- **PROMPT**
Give back exactly the lines that run from the line containing "Parse this screenshot: output" through the end of the listing below. Leave out every other line.

- **DATA SUPPLIED**
** Begin **

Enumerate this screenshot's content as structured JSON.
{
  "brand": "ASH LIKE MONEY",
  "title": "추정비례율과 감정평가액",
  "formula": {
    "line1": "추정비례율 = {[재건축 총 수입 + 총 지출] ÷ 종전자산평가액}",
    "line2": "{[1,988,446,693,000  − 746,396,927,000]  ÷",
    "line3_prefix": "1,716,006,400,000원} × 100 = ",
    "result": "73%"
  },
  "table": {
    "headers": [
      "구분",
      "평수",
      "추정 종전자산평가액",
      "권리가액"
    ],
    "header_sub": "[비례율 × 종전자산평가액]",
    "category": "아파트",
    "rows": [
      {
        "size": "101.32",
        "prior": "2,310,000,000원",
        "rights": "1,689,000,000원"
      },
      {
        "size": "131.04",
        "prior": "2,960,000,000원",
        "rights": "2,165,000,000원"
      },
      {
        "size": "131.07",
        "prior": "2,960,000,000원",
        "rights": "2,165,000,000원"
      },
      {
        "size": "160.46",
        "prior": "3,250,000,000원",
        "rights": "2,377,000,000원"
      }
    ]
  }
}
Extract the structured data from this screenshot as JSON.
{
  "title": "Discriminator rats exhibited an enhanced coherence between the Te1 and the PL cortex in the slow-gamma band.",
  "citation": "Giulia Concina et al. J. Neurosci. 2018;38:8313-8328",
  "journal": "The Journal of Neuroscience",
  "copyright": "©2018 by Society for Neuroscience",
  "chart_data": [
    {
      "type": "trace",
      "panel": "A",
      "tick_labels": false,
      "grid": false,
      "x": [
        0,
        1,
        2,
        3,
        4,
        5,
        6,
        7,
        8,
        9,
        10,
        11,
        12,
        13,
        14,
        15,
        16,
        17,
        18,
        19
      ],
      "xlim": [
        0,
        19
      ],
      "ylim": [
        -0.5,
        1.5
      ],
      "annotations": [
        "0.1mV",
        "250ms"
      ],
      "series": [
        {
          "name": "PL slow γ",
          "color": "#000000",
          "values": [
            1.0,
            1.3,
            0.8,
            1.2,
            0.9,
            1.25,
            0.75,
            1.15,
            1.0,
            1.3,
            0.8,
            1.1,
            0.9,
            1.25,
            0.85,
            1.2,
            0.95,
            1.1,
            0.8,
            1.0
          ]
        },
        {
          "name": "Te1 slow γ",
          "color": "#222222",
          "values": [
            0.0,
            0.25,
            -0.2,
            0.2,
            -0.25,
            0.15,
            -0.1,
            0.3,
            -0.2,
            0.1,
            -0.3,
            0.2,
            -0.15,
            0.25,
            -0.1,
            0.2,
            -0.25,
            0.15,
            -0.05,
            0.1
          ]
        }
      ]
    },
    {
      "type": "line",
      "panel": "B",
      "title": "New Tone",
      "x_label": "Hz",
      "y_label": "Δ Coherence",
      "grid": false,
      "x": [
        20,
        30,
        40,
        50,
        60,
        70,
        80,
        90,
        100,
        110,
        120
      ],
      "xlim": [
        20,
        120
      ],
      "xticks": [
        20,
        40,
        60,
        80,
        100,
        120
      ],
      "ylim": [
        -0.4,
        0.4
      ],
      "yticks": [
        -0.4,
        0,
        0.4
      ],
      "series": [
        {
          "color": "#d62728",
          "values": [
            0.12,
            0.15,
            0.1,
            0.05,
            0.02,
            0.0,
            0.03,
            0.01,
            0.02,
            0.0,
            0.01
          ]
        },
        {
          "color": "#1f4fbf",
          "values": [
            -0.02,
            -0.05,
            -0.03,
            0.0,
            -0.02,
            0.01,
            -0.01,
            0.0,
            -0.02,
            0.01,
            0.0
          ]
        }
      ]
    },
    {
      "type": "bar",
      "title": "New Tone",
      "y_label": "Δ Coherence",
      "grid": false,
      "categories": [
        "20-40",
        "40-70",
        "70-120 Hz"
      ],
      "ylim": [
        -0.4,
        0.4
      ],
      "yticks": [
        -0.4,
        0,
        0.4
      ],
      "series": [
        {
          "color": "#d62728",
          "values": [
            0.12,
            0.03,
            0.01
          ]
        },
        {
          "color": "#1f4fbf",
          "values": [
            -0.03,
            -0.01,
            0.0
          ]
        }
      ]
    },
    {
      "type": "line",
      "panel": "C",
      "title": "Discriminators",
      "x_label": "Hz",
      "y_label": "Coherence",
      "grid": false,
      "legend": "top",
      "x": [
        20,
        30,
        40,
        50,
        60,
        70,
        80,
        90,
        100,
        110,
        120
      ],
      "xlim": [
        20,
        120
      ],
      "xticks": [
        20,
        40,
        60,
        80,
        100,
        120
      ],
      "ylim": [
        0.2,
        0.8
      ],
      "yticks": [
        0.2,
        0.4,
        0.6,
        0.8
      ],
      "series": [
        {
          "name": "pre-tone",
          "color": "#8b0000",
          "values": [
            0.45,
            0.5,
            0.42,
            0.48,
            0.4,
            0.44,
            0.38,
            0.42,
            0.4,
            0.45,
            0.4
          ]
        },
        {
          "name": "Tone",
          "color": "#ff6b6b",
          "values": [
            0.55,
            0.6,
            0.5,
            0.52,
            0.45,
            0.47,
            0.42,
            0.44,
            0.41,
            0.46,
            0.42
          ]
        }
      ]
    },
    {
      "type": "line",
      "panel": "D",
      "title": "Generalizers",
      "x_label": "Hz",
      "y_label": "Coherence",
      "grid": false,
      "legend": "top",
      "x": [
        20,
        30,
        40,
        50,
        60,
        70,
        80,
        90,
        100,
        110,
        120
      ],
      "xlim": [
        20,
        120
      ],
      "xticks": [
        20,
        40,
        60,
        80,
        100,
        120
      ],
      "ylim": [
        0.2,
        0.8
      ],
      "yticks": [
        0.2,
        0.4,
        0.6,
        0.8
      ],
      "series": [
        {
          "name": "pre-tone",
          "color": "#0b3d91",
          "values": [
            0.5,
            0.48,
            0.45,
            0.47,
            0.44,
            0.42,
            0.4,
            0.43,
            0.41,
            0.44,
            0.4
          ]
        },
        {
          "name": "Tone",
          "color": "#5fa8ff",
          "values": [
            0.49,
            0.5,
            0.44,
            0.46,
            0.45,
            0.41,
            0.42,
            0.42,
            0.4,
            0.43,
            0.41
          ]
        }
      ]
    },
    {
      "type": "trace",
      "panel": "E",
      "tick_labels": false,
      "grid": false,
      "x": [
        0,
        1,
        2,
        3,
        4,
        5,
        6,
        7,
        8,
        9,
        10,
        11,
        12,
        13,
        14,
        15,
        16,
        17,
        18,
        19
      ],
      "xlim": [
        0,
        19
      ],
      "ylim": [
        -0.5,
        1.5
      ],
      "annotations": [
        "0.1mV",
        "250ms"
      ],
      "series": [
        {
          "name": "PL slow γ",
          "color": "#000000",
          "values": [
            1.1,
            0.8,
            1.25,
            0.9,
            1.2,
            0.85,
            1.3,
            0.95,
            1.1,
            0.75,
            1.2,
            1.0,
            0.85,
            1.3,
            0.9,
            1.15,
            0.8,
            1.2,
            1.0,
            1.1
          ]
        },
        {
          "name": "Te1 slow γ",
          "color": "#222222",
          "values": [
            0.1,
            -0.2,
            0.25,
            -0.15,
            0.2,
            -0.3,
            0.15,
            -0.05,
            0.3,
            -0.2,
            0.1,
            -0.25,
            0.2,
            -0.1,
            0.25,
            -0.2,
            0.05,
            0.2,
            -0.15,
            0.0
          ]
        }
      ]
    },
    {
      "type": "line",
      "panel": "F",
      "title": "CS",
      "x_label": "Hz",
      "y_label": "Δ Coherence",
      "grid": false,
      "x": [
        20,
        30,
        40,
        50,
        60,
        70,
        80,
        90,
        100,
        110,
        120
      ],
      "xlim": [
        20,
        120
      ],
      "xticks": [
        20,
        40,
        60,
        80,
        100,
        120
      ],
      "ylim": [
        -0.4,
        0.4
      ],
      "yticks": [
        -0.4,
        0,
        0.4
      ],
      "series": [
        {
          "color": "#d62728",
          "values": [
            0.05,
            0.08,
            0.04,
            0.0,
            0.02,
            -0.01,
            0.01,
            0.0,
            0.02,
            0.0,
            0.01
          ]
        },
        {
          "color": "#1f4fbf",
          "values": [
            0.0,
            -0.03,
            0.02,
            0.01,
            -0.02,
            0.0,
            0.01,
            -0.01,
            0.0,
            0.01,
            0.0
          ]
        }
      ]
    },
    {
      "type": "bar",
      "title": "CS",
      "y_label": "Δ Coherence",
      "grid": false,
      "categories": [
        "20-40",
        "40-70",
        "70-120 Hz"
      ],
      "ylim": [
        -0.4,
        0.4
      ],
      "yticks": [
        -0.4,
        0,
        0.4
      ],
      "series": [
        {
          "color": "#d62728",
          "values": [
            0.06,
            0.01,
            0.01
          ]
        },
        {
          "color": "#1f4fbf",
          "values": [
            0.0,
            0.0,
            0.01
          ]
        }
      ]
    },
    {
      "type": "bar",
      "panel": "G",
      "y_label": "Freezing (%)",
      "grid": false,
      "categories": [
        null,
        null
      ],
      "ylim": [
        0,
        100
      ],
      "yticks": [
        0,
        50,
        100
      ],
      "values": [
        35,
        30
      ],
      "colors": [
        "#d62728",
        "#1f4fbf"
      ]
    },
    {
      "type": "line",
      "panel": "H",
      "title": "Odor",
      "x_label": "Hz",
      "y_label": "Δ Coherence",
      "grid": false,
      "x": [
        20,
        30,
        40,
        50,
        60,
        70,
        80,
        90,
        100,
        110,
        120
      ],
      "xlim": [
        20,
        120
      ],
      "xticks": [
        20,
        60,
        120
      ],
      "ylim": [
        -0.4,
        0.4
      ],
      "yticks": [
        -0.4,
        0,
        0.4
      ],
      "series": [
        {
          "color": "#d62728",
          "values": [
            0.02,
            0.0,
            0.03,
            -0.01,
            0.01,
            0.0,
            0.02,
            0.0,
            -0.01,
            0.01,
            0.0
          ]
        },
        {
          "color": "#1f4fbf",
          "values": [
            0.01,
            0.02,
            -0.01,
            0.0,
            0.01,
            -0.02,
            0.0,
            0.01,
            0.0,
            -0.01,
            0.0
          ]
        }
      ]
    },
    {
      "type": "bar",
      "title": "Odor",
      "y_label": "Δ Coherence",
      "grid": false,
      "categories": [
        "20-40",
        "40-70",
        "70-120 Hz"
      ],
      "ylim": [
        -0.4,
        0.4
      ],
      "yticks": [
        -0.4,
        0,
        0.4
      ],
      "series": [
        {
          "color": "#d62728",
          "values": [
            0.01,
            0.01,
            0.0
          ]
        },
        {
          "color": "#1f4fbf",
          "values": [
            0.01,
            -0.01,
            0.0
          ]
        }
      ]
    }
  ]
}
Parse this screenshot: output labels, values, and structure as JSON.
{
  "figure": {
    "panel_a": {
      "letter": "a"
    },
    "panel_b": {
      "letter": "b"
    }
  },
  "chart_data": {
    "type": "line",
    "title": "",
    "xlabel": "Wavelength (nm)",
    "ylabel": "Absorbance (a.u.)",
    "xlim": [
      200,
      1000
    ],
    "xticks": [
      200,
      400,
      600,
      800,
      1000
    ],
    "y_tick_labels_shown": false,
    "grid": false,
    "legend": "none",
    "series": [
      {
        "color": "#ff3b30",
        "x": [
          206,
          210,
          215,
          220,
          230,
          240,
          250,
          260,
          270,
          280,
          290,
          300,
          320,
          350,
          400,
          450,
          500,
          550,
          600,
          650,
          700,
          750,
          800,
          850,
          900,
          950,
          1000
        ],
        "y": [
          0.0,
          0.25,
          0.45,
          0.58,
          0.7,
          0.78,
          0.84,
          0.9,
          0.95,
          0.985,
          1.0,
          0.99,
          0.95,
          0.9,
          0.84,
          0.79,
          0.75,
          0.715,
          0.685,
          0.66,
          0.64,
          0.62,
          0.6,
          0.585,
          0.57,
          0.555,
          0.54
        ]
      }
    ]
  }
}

** End **

- **FINISHED EXERCISE**
Parse this screenshot: output labels, values, and structure as JSON.
{
  "figure": {
    "panel_a": {
      "letter": "a"
    },
    "panel_b": {
      "letter": "b"
    }
  },
  "chart_data": {
    "type": "line",
    "title": "",
    "xlabel": "Wavelength (nm)",
    "ylabel": "Absorbance (a.u.)",
    "xlim": [
      200,
      1000
    ],
    "xticks": [
      200,
      400,
      600,
      800,
      1000
    ],
    "y_tick_labels_shown": false,
    "grid": false,
    "legend": "none",
    "series": [
      {
        "color": "#ff3b30",
        "x": [
          206,
          210,
          215,
          220,
          230,
          240,
          250,
          260,
          270,
          280,
          290,
          300,
          320,
          350,
          400,
          450,
          500,
          550,
          600,
          650,
          700,
          750,
          800,
          850,
          900,
          950,
          1000
        ],
        "y": [
          0.0,
          0.25,
          0.45,
          0.58,
          0.7,
          0.78,
          0.84,
          0.9,
          0.95,
          0.985,
          1.0,
          0.99,
          0.95,
          0.9,
          0.84,
          0.79,
          0.75,
          0.715,
          0.685,
          0.66,
          0.64,
          0.62,
          0.6,
          0.585,
          0.57,
          0.555,
          0.54
        ]
      }
    ]
  }
}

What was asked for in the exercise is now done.